Extract each line containing the string "type".

Records from a collection
_ _ _ _

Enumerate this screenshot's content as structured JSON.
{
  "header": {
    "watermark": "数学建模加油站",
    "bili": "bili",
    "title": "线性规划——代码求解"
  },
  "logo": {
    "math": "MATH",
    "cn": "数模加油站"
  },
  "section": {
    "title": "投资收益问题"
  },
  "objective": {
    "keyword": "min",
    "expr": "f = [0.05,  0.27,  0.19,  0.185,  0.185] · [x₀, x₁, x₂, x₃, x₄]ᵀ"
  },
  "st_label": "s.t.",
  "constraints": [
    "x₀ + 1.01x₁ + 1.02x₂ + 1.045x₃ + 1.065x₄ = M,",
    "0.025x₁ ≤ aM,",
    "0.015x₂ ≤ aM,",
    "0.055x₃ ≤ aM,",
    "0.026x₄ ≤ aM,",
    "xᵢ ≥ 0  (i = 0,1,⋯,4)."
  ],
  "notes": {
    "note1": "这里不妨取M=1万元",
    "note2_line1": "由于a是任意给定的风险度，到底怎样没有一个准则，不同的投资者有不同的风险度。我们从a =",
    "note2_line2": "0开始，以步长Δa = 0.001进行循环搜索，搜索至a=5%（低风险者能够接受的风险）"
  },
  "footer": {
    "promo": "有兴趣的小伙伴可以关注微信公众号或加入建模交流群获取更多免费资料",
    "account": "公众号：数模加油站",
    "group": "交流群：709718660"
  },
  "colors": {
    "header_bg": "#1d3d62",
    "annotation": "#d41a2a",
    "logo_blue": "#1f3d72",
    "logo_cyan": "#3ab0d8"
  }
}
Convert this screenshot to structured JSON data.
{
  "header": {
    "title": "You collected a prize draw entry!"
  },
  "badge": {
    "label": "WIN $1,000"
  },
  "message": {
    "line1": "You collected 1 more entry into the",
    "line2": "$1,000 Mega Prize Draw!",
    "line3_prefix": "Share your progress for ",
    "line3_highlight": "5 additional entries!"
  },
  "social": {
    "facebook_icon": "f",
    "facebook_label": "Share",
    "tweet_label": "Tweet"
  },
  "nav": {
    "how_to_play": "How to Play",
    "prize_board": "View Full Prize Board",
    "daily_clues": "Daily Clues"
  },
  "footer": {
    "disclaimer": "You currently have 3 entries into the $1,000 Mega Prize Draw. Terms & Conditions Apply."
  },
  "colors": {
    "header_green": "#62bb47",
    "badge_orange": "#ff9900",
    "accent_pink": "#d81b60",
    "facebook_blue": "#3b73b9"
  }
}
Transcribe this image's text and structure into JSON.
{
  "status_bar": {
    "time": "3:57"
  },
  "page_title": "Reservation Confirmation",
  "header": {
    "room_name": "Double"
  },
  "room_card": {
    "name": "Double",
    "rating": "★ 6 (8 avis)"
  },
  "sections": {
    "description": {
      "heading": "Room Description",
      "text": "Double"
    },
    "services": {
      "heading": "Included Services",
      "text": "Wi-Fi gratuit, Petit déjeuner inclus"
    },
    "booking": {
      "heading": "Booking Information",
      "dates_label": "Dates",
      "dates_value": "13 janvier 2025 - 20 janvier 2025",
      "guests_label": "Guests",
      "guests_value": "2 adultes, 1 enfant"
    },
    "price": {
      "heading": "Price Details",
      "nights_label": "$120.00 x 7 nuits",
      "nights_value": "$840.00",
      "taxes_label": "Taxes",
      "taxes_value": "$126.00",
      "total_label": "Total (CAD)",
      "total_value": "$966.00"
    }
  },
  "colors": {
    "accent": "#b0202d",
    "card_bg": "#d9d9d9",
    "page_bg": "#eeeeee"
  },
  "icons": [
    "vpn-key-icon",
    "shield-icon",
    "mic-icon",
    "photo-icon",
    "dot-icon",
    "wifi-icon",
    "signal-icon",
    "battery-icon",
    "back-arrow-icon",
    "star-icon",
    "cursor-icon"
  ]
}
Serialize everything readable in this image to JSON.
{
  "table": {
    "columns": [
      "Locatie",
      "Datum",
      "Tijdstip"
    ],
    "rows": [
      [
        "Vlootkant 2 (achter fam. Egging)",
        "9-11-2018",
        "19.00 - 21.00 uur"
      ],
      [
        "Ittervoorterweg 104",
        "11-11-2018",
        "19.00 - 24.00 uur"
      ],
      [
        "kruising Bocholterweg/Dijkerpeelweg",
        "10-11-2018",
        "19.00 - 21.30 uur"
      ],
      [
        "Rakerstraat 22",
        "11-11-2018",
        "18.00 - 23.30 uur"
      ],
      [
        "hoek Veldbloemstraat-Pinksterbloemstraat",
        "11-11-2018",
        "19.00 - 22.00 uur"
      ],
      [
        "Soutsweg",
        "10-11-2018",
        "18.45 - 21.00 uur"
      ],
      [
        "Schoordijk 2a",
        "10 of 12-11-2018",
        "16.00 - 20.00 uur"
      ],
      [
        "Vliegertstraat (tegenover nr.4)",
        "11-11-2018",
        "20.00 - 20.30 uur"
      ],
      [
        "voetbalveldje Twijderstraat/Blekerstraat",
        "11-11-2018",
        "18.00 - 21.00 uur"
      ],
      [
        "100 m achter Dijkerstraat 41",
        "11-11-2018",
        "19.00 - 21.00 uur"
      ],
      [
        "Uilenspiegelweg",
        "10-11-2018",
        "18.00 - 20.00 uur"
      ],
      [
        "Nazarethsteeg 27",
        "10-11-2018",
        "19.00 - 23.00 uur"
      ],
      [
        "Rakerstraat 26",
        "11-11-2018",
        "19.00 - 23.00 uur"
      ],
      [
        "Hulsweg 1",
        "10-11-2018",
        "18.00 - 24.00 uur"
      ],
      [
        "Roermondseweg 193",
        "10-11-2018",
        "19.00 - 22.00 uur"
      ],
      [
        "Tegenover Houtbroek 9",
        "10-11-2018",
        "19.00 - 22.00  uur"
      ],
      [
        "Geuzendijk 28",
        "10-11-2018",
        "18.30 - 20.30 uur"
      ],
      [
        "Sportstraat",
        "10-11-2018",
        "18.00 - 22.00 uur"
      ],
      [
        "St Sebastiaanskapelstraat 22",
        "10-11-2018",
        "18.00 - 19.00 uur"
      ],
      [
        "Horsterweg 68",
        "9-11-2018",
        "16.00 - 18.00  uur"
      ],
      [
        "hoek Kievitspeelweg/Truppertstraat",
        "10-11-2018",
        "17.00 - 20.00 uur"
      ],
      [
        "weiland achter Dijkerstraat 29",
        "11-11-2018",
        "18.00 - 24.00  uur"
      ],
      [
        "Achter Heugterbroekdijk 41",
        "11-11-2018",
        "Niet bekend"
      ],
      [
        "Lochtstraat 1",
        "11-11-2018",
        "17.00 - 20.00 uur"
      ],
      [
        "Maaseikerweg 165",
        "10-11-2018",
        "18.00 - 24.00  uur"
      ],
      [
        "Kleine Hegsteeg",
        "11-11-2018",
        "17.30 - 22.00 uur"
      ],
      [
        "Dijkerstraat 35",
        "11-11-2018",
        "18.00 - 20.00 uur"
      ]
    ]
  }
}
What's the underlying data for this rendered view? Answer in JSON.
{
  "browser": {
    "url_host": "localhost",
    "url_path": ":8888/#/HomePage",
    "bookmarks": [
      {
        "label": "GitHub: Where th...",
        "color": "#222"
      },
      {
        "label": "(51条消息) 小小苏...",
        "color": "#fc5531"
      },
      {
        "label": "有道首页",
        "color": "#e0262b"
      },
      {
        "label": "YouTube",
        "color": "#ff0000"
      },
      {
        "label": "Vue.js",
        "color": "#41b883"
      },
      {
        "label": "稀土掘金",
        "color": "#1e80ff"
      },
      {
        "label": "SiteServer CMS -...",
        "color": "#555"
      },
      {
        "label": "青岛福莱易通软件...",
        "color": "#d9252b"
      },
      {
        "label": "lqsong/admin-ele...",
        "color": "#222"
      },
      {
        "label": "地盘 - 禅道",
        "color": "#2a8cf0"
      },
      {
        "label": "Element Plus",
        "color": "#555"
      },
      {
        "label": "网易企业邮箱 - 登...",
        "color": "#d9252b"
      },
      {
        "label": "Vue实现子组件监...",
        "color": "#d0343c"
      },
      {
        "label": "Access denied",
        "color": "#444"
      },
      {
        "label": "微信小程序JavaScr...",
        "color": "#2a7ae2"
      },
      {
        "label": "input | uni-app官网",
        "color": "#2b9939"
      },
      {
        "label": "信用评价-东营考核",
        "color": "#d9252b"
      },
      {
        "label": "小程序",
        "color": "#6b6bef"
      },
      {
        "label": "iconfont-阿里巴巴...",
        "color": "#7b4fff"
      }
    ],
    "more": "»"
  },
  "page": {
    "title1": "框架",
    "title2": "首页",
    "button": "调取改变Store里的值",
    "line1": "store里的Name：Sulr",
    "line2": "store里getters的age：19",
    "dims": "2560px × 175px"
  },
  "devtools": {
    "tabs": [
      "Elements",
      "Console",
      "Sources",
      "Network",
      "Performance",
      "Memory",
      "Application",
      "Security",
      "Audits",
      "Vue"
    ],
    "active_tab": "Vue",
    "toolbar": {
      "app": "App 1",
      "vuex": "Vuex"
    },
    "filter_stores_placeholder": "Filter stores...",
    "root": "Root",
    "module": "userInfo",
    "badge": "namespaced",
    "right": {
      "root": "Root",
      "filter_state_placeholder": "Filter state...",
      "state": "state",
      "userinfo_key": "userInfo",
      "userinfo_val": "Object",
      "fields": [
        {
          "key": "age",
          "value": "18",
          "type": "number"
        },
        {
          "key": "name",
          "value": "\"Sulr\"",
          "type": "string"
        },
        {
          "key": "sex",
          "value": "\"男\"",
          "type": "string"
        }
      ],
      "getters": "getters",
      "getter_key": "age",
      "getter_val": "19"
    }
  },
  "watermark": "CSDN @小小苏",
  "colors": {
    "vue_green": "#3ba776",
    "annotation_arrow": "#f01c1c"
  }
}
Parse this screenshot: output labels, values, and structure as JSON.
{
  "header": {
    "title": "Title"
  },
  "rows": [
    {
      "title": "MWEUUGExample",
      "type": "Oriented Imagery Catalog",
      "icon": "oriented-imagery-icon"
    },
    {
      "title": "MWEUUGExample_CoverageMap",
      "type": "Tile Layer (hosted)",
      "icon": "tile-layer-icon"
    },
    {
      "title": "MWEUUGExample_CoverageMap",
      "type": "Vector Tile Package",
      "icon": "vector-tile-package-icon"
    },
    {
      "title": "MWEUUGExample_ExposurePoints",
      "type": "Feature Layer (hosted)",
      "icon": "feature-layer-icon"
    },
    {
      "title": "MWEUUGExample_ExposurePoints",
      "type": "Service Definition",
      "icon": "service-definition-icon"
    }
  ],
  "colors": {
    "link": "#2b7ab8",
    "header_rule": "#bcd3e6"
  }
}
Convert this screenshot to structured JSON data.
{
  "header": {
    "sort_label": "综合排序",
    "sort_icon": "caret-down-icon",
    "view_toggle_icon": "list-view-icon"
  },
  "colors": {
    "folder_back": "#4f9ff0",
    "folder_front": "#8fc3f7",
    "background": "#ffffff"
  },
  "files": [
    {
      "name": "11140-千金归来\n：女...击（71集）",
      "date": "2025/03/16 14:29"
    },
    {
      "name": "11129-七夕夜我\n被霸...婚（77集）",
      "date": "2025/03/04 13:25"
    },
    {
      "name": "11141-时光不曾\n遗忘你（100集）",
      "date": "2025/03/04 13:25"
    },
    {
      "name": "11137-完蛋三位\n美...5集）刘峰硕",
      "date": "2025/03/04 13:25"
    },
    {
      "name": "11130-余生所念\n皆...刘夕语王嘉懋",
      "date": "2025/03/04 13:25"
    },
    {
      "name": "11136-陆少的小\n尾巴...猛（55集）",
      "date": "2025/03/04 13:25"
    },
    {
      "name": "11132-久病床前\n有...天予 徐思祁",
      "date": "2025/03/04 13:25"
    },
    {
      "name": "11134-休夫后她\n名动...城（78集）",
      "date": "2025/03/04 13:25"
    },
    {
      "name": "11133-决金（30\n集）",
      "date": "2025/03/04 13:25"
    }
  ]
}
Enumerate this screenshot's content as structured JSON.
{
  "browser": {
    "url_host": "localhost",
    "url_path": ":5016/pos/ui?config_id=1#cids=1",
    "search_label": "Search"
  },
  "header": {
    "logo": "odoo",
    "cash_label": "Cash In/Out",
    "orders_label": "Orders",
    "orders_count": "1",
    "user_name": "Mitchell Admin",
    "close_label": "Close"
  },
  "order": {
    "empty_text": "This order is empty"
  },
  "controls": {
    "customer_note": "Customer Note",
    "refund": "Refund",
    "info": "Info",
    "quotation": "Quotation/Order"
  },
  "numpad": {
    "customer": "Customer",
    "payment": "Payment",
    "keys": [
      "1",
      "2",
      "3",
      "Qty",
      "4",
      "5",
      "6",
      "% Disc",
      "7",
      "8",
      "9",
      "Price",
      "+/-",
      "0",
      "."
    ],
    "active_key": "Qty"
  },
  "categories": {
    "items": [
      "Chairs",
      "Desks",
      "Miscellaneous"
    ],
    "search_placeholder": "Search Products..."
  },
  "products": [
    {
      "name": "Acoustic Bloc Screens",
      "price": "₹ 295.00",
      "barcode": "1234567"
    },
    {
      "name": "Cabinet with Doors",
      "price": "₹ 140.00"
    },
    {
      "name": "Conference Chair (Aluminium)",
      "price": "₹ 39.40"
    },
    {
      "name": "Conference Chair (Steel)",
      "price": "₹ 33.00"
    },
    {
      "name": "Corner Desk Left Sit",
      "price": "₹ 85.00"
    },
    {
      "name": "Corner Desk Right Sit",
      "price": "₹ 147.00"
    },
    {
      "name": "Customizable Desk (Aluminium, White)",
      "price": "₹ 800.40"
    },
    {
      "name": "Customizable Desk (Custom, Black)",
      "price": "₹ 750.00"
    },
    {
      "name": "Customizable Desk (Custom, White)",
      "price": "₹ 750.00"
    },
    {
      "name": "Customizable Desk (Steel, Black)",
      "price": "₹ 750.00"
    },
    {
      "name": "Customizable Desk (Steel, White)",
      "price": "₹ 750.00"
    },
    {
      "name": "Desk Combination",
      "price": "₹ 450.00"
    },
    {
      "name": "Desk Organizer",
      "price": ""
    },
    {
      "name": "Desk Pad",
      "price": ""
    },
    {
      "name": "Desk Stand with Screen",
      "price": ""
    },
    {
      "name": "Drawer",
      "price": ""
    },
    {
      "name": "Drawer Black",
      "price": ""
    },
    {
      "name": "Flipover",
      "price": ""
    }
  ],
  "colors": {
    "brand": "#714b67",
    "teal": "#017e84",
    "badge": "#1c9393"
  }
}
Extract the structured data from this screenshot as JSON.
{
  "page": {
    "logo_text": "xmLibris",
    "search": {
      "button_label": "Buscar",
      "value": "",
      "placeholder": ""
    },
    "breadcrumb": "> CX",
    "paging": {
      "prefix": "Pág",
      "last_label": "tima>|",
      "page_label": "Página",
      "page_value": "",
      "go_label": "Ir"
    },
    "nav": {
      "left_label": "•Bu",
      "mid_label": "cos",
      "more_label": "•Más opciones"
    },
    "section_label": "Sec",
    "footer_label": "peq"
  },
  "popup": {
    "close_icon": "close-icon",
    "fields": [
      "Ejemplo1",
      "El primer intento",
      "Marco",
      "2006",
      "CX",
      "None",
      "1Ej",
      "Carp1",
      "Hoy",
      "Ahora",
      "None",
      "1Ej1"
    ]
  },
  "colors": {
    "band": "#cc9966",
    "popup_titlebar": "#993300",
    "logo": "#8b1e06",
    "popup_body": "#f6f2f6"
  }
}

_ _ _ _

▶ [THE ANSWER]:
          "type": "number"
          "type": "string"
          "type": "string"
      "type": "Oriented Imagery Catalog",
      "type": "Tile Layer (hosted)",
      "type": "Vector Tile Package",
      "type": "Feature Layer (hosted)",
      "type": "Service Definition",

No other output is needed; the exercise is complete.